Task description:
Find the lines holding the string "this" in the data, then copy all of them.

Data extracted from a collection:
┄┄┄┄┄┄

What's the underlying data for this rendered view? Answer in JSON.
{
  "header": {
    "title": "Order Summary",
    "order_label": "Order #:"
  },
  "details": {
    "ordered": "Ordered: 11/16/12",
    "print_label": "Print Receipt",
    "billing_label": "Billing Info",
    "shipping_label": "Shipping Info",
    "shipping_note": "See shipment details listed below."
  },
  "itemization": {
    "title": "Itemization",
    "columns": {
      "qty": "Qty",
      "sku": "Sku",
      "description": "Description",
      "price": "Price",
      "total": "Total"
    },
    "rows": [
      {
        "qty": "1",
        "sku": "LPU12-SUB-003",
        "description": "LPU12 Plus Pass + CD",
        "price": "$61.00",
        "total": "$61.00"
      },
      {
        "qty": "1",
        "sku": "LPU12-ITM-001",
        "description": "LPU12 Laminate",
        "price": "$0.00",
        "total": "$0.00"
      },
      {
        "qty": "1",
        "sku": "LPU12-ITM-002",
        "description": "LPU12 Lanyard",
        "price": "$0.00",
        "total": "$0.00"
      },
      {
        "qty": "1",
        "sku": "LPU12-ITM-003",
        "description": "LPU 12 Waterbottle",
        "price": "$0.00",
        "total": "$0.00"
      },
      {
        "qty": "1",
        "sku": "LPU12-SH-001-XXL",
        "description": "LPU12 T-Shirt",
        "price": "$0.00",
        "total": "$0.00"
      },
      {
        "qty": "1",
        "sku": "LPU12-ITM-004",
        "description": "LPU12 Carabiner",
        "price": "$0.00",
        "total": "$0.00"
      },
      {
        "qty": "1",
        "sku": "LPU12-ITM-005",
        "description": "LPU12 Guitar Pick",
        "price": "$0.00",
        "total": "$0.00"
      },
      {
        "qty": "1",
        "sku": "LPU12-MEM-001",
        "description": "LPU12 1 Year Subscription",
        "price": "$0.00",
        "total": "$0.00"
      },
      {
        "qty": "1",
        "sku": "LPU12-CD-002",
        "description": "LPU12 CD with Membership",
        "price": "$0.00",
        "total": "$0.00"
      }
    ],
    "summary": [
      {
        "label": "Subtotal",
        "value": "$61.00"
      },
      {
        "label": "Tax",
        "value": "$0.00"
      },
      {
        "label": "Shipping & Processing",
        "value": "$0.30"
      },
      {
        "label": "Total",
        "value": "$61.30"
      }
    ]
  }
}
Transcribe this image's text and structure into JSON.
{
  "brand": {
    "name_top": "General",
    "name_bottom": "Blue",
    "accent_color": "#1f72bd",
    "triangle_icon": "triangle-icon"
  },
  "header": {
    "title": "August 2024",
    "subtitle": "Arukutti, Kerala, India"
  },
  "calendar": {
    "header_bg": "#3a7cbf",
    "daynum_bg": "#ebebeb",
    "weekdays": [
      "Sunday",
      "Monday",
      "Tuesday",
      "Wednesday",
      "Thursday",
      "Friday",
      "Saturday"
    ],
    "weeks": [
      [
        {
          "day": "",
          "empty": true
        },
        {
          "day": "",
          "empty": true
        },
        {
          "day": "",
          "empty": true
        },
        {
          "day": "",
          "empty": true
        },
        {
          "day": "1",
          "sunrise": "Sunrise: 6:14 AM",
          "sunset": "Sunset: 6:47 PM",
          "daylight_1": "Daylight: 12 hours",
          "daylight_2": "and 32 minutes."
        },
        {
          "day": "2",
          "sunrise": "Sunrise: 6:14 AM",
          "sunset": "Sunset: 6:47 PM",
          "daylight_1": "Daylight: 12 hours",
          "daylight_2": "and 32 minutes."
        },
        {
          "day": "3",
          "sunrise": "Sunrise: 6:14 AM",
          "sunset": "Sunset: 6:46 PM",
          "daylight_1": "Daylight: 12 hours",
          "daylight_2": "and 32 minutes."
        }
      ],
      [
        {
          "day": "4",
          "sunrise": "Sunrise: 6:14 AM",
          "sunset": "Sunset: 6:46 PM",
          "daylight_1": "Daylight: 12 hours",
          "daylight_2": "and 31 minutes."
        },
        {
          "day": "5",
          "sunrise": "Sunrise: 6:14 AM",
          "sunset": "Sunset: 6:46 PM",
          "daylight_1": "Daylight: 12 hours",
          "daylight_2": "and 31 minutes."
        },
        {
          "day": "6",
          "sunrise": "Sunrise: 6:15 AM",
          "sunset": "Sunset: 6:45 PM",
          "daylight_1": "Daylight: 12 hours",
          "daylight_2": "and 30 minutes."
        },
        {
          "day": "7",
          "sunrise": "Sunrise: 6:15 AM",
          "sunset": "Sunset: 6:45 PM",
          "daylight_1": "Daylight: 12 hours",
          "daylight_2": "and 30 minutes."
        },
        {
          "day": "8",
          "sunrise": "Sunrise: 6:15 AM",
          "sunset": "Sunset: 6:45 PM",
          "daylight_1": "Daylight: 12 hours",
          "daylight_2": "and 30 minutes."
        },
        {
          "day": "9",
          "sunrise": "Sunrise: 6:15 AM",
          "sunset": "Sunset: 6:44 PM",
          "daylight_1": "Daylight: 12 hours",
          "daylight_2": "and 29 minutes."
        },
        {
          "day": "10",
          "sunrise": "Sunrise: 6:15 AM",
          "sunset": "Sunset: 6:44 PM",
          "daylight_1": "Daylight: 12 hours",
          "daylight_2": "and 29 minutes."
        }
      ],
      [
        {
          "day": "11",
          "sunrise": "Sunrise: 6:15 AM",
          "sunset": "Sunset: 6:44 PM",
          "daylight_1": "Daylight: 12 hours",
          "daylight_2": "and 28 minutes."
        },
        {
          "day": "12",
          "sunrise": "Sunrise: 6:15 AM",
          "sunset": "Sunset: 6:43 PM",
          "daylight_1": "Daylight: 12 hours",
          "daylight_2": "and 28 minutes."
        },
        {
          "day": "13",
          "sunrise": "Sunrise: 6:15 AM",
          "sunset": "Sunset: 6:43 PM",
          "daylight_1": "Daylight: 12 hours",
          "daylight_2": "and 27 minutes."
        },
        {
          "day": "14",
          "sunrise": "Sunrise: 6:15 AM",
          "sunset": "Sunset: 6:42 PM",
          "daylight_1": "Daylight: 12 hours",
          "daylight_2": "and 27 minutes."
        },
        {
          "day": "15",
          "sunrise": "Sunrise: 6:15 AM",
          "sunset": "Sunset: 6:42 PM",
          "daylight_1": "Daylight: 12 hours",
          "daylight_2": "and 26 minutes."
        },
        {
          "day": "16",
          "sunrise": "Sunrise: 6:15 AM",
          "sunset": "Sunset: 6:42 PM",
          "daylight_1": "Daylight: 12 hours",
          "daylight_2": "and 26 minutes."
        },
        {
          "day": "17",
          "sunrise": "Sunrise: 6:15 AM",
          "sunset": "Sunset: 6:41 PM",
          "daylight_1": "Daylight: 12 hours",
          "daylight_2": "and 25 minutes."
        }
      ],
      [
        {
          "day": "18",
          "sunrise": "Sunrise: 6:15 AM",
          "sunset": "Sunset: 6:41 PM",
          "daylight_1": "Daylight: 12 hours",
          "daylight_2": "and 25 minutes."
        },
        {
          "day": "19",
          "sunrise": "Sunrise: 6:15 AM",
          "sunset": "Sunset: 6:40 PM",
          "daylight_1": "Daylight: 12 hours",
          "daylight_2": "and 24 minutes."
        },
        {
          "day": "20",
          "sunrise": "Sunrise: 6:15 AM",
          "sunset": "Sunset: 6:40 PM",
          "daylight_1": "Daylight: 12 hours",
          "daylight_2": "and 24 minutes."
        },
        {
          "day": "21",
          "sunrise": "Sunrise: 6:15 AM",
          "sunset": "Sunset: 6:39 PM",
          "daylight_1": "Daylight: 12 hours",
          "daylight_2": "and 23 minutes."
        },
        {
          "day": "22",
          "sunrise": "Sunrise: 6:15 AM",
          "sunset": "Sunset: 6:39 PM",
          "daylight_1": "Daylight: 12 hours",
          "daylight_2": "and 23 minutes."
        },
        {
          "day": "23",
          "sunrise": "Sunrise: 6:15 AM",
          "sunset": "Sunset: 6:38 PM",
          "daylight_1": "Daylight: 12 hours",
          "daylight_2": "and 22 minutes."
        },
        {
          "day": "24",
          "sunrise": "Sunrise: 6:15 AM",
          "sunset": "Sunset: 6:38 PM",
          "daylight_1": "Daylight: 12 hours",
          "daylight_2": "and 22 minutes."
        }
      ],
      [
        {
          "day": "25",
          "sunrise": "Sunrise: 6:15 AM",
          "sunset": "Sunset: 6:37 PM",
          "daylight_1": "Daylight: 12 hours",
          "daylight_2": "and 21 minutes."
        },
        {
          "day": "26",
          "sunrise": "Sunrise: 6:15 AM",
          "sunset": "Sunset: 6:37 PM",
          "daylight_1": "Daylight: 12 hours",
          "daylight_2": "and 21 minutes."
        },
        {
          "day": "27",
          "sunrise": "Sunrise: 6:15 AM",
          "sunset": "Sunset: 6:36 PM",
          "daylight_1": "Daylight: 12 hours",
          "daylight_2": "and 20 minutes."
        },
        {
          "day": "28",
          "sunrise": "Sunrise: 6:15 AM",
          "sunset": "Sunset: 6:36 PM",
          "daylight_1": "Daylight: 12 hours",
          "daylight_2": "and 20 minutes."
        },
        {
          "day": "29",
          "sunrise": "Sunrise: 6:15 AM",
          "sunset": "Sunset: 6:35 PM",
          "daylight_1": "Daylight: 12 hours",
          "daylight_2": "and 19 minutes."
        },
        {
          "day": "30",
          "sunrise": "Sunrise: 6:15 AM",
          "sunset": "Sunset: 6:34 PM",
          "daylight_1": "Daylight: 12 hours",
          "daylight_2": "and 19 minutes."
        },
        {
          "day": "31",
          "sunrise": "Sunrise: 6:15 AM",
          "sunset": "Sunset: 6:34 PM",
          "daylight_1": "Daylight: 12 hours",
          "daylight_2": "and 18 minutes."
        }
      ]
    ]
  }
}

┄┄┄┄┄┄

Exercise result:
What's the underlying data for this rendered view? Answer in JSON.
Transcribe this image's text and structure into JSON.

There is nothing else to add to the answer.